— start Data entries —

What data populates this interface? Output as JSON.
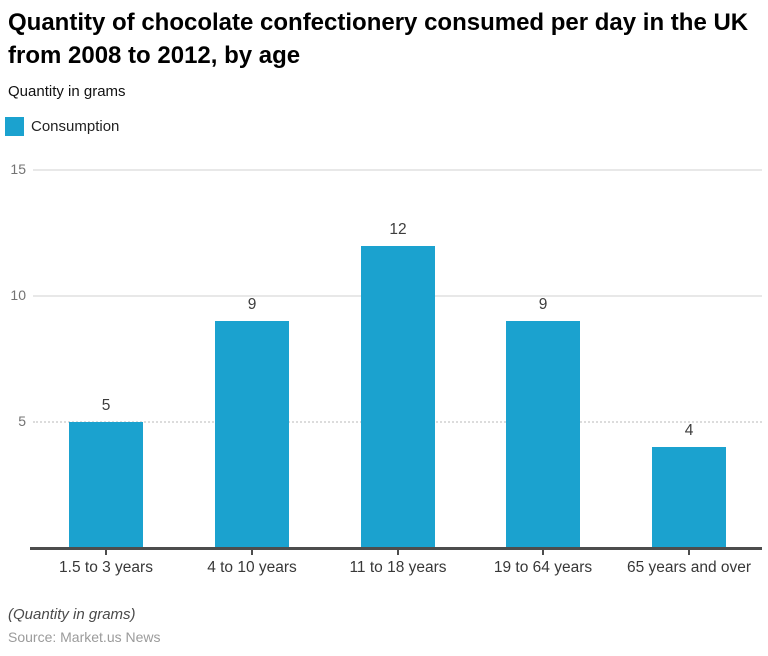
{
  "header": {
    "title": "Quantity of chocolate confectionery consumed per day in the UK from 2008 to 2012, by age",
    "subtitle": "Quantity in grams"
  },
  "legend": {
    "label": "Consumption"
  },
  "chart_data": {
    "type": "bar",
    "title": "Quantity of chocolate confectionery consumed per day in the UK from 2008 to 2012, by age",
    "subtitle": "Quantity in grams",
    "categories": [
      "1.5 to 3 years",
      "4 to 10 years",
      "11 to 18 years",
      "19 to 64 years",
      "65 years and over"
    ],
    "values": [
      5,
      9,
      12,
      9,
      4
    ],
    "series_name": "Consumption",
    "value_labels": [
      "5",
      "9",
      "12",
      "9",
      "4"
    ],
    "xlabel": "",
    "ylabel": "Quantity in grams",
    "ylim": [
      0,
      15
    ],
    "yticks": [
      5,
      10,
      15
    ],
    "gridline_styles": {
      "5": "dotted",
      "10": "solid",
      "15": "solid"
    },
    "grid": "horizontal",
    "legend_position": "top-left",
    "bar_color": "#1ba2cf",
    "axis_color": "#4d4d4d"
  },
  "footer": {
    "note": "(Quantity in grams)",
    "source": "Source: Market.us News"
  }
}
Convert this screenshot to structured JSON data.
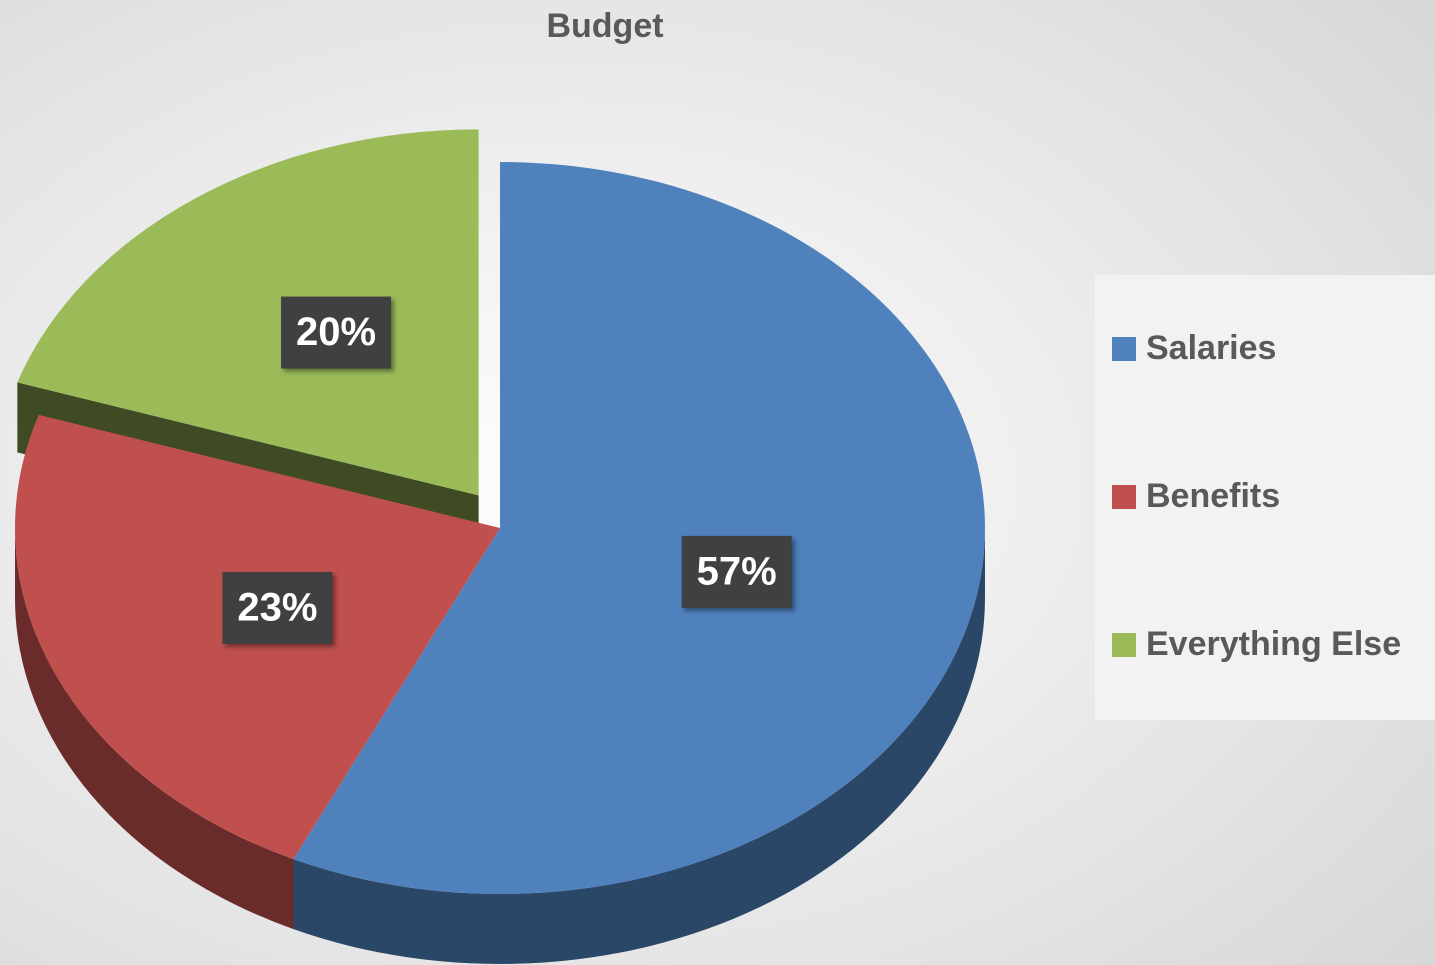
{
  "chart_data": {
    "type": "pie",
    "title": "Budget",
    "categories": [
      "Salaries",
      "Benefits",
      "Everything Else"
    ],
    "values": [
      57,
      23,
      20
    ],
    "value_labels": [
      "57%",
      "23%",
      "20%"
    ],
    "colors": [
      "#4f81bd",
      "#c0504d",
      "#9bbb59"
    ],
    "legend": "right"
  }
}
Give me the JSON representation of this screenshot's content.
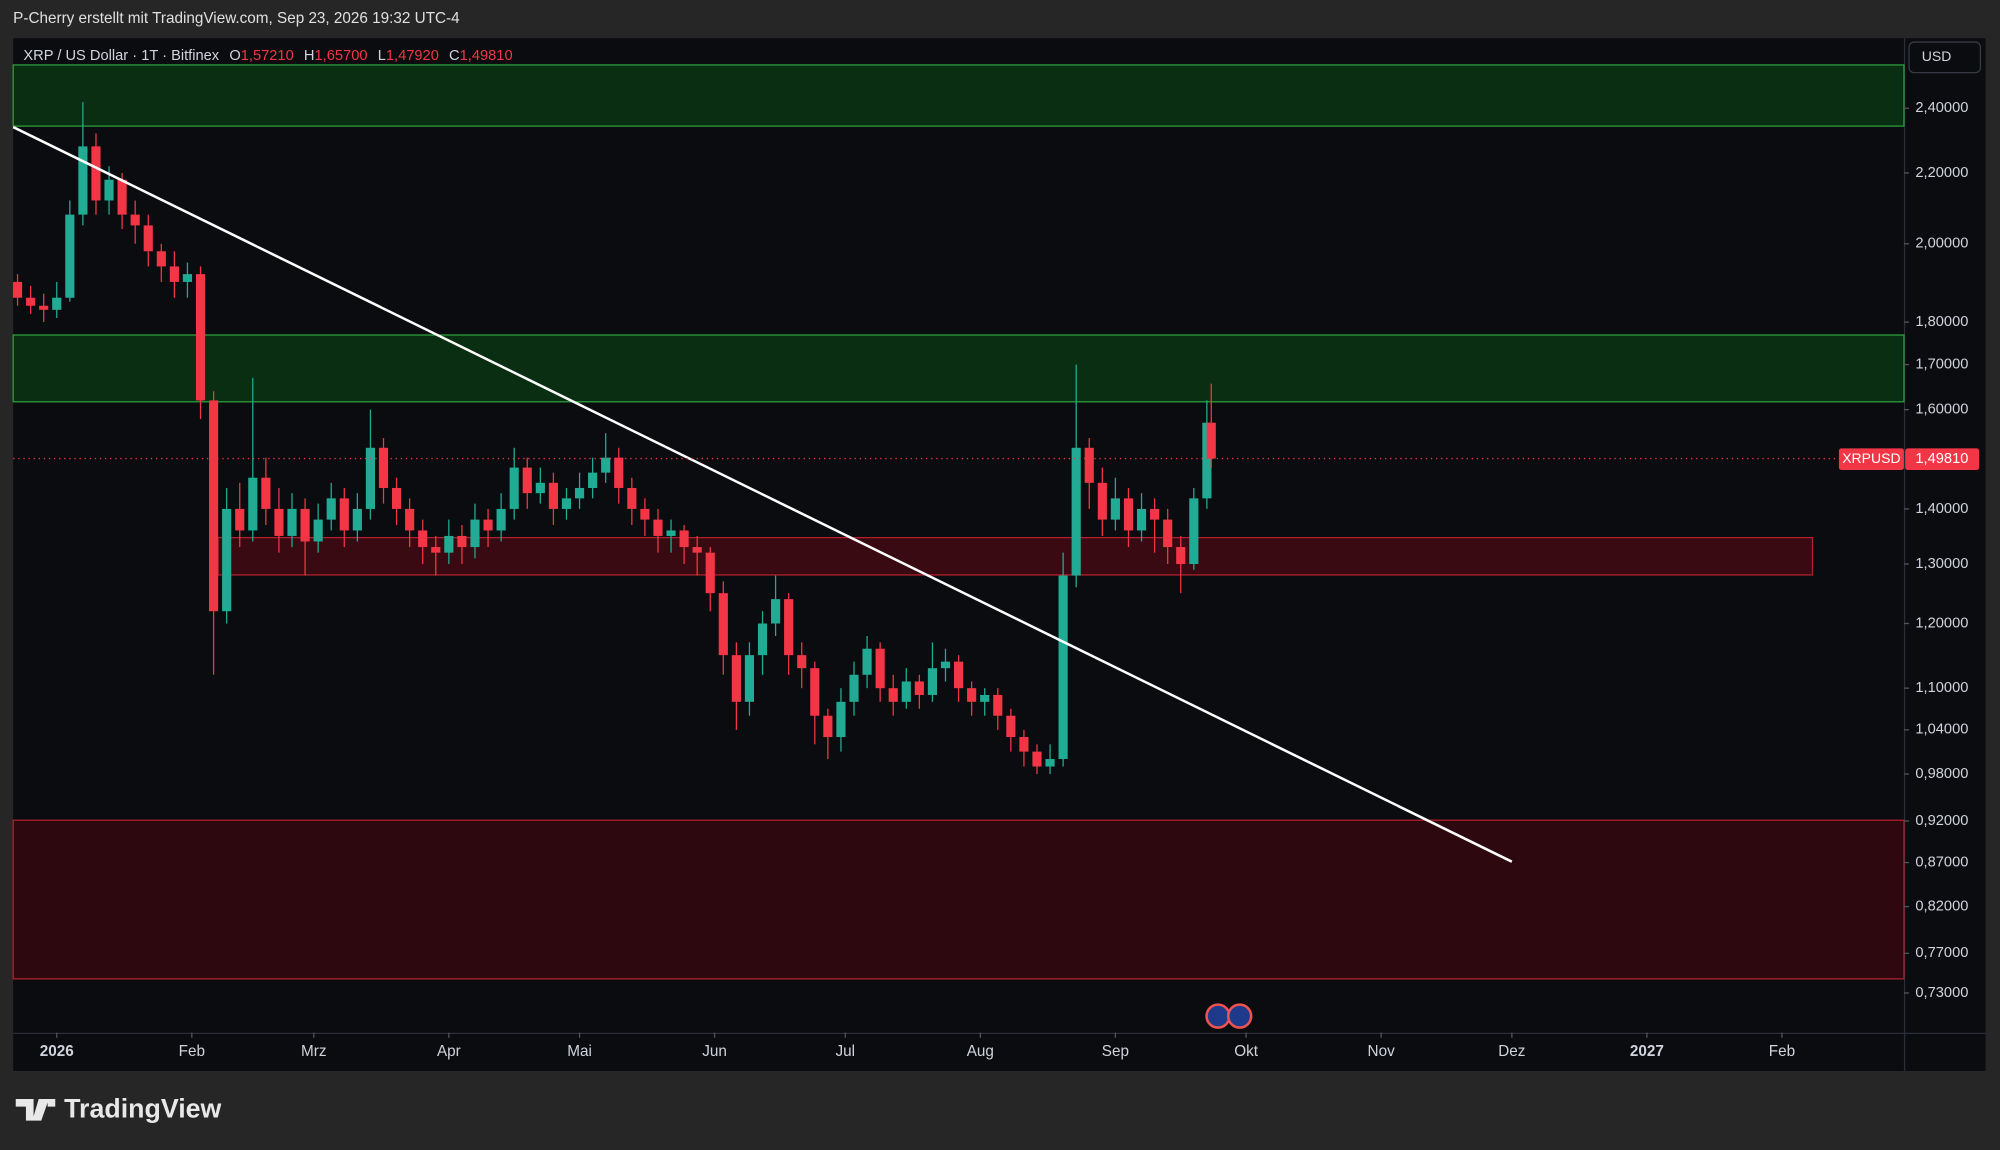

— end Data entries —

### What is needed
Write out every line of the preceding listing that contains "grams".

### Exercise response
    "subtitle": "Quantity in grams"
    "subtitle": "Quantity in grams",
    "ylabel": "Quantity in grams",
    "note": "(Quantity in grams)",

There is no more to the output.